- Given exercise a
Copy the entries word for word, beginning with their first line and stopping after the line that contains "- y-tick-label: 30: [62, 275, 86, 300]".

- Page
- - - -

The Law of Accelerating Returns (Explained)
[Look here for Part 1: Introducing Ray Kurzweil.“]
“An analysis of the history of technology shows that technological change is exponential, contrary to the common-sense “intuitive linear” view. So we won’t experience 100 years of progress in the 21st century — it will be more like 20,000 years of progress (at today’s rate).”
Ray Kurzweil March, 2001
Do you have a big lump in your back pocket, breast pocket or in your purse? Chances are you do, because each of us is carrying around a smartphone, right? This technological marvel that in many cases -barely – fits into a pocket has transformed our lives, has it not? I know it has had an impact on my life, because, based on the time I spend looking for it, I feel very lost without it! And it even repurposed the bathroom in our house by transforming it into the Instagram room! So, hell, yeah, it’s had an impact!
So prevalent and pervasive is cell phone tech, that it’s hard to believe the first cell phone was only made 50 years ago, back in 1973. None of us knew about cell phones in the 70’s. It then took 10 more years to bring a phone to market, but when they finally did around 1984, it changed everything! A few years later, in 1997, a photo was taken with a cell phone for the first time. And again, everything changed (or at least it did for photography)! Now smartphones are counted as some of the best cameras made. For these reasons, I think the cell phone really is a great example of fast-paced technological evolution, one that is rather obvious to anyone who looks, and as such it fits my purpose here.
And my purpose here is to introduce you to Ray Kurzweil’s “Law of Accelerating Returns,” which is a law that Ray uses to make his predictions, an activity for which is he is known. I won’t delve into the math more than necessary, but like many things, the math isn’t necessary to get the gist of what the law is doing. However there is something you should be aware of before dipping a toe into Ray’s law. In fact, it’s actually another law, albeit one you may have heard of before, one that Ray’s law is based on, more or less. It’s called, “Moore’s Law.”
So, what the hell is Moore’s Law?
You should know first that unlike the laws of physics, Both Moore’s Law and Ray’s law weren’t created based on nature, instead they were created based on simple observations over time. For instance, Moore’s Law was based on observing trends found on the factory floor, where transistor chips were being made.

- - - -

- Stored rows

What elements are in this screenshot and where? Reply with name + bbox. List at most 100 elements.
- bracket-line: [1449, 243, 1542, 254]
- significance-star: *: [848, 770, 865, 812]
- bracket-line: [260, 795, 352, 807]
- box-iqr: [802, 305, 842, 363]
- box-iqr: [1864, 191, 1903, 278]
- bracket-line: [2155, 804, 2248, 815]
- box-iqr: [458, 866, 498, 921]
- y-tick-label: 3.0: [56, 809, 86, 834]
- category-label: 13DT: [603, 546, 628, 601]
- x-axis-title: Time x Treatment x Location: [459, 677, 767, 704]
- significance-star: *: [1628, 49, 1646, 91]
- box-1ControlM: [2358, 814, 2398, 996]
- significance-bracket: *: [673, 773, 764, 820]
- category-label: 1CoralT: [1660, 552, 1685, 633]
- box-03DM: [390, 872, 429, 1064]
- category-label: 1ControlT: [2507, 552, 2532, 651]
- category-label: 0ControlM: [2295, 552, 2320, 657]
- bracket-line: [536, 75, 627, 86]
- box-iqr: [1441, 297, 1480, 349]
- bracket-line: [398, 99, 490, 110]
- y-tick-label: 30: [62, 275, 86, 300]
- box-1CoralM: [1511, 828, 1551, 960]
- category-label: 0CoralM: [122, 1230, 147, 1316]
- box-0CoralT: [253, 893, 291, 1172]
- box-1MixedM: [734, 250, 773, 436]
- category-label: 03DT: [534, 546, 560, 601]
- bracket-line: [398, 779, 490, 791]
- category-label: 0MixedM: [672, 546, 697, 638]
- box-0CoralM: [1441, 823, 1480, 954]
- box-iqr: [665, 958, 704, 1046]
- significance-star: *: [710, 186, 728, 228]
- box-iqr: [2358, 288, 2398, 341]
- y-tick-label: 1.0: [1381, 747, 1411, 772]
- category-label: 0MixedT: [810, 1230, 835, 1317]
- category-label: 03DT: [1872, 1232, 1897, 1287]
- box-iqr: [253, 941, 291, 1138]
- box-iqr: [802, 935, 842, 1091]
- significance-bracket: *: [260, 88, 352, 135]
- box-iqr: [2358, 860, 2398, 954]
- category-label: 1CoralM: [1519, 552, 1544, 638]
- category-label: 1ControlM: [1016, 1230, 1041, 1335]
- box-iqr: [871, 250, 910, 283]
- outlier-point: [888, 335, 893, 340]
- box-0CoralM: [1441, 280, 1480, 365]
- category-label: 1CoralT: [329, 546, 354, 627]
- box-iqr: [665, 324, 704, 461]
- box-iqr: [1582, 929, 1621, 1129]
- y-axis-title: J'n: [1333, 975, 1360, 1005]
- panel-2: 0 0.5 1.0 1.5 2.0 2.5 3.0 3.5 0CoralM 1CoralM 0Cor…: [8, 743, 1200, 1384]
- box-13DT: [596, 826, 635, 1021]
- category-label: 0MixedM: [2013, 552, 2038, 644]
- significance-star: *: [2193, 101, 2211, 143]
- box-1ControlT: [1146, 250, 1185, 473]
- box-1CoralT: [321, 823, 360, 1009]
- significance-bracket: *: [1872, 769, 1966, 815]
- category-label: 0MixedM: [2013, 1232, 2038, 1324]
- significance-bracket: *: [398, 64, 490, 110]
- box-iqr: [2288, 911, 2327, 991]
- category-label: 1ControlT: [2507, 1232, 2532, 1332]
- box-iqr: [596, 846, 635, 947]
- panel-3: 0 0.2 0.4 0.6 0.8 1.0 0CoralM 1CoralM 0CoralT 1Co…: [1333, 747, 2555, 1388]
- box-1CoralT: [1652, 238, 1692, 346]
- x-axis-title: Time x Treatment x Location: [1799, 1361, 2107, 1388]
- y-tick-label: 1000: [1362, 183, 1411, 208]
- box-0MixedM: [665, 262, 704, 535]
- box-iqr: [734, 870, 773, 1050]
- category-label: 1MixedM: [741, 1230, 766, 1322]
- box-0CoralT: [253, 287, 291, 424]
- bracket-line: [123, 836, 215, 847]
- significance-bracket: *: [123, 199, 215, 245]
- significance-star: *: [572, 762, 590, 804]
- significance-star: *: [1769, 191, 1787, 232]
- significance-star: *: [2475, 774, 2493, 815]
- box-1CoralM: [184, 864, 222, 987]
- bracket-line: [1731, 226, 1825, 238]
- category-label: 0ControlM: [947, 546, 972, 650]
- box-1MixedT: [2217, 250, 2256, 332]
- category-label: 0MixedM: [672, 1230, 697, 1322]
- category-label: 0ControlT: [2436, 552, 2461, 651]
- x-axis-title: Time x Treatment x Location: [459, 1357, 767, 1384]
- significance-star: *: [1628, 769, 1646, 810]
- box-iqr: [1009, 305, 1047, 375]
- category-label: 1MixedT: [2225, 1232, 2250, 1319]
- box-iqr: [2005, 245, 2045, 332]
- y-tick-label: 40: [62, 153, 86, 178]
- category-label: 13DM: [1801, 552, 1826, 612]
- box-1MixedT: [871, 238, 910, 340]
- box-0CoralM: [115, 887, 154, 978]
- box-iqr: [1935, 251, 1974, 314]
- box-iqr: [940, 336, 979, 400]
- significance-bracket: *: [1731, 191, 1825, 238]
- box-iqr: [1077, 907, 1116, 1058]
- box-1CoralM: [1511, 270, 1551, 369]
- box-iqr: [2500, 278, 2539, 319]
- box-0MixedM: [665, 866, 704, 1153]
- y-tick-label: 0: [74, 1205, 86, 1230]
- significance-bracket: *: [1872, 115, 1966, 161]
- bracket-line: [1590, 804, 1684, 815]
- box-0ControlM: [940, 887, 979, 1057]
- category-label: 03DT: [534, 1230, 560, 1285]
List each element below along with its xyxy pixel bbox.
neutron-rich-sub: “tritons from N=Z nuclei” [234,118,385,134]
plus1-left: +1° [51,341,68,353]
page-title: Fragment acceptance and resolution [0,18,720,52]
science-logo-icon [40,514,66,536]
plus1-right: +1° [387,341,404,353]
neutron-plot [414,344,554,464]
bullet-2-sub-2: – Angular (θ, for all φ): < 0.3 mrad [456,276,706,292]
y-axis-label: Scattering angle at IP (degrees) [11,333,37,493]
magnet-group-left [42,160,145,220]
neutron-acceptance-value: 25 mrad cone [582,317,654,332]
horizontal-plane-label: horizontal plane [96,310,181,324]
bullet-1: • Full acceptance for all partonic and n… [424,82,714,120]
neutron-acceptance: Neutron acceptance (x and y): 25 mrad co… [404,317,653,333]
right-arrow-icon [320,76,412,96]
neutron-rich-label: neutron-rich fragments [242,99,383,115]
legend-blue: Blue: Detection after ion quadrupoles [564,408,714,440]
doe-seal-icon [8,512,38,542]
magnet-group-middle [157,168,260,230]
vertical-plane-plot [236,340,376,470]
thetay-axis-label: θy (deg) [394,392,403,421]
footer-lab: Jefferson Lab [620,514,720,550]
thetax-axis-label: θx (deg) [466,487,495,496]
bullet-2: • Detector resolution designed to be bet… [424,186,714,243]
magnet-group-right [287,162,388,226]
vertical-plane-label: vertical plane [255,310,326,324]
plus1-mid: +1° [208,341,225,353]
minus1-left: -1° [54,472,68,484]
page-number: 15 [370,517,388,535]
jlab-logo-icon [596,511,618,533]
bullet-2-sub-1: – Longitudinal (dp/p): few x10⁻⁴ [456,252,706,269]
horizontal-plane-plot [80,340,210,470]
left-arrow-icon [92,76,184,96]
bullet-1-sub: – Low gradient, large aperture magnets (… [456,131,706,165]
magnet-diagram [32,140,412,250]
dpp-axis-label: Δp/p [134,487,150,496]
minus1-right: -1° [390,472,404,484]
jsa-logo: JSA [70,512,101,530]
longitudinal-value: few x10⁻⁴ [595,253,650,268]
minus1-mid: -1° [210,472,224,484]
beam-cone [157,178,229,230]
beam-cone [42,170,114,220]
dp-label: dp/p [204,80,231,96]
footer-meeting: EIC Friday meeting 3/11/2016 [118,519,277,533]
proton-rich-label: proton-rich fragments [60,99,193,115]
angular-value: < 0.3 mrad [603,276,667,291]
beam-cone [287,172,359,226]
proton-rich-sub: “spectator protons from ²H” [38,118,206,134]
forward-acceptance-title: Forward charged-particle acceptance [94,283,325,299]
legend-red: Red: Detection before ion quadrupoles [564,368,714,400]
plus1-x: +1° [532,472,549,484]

- - - -

- Given exercise b
According to the text on the Law of Accelerating Returns, in what year was a photo first taken with a cell phone?

- Full solution a
What elements are in this screenshot and where? Reply with name + bbox. List at most 100 elements.
- bracket-line: [1449, 243, 1542, 254]
- significance-star: *: [848, 770, 865, 812]
- bracket-line: [260, 795, 352, 807]
- box-iqr: [802, 305, 842, 363]
- box-iqr: [1864, 191, 1903, 278]
- bracket-line: [2155, 804, 2248, 815]
- box-iqr: [458, 866, 498, 921]
- y-tick-label: 3.0: [56, 809, 86, 834]
- category-label: 13DT: [603, 546, 628, 601]
- x-axis-title: Time x Treatment x Location: [459, 677, 767, 704]
- significance-star: *: [1628, 49, 1646, 91]
- box-1ControlM: [2358, 814, 2398, 996]
- significance-bracket: *: [673, 773, 764, 820]
- category-label: 1CoralT: [1660, 552, 1685, 633]
- box-03DM: [390, 872, 429, 1064]
- category-label: 1ControlT: [2507, 552, 2532, 651]
- category-label: 0ControlM: [2295, 552, 2320, 657]
- bracket-line: [536, 75, 627, 86]
- box-iqr: [1441, 297, 1480, 349]
- bracket-line: [398, 99, 490, 110]
- y-tick-label: 30: [62, 275, 86, 300]

- Full solution b
1997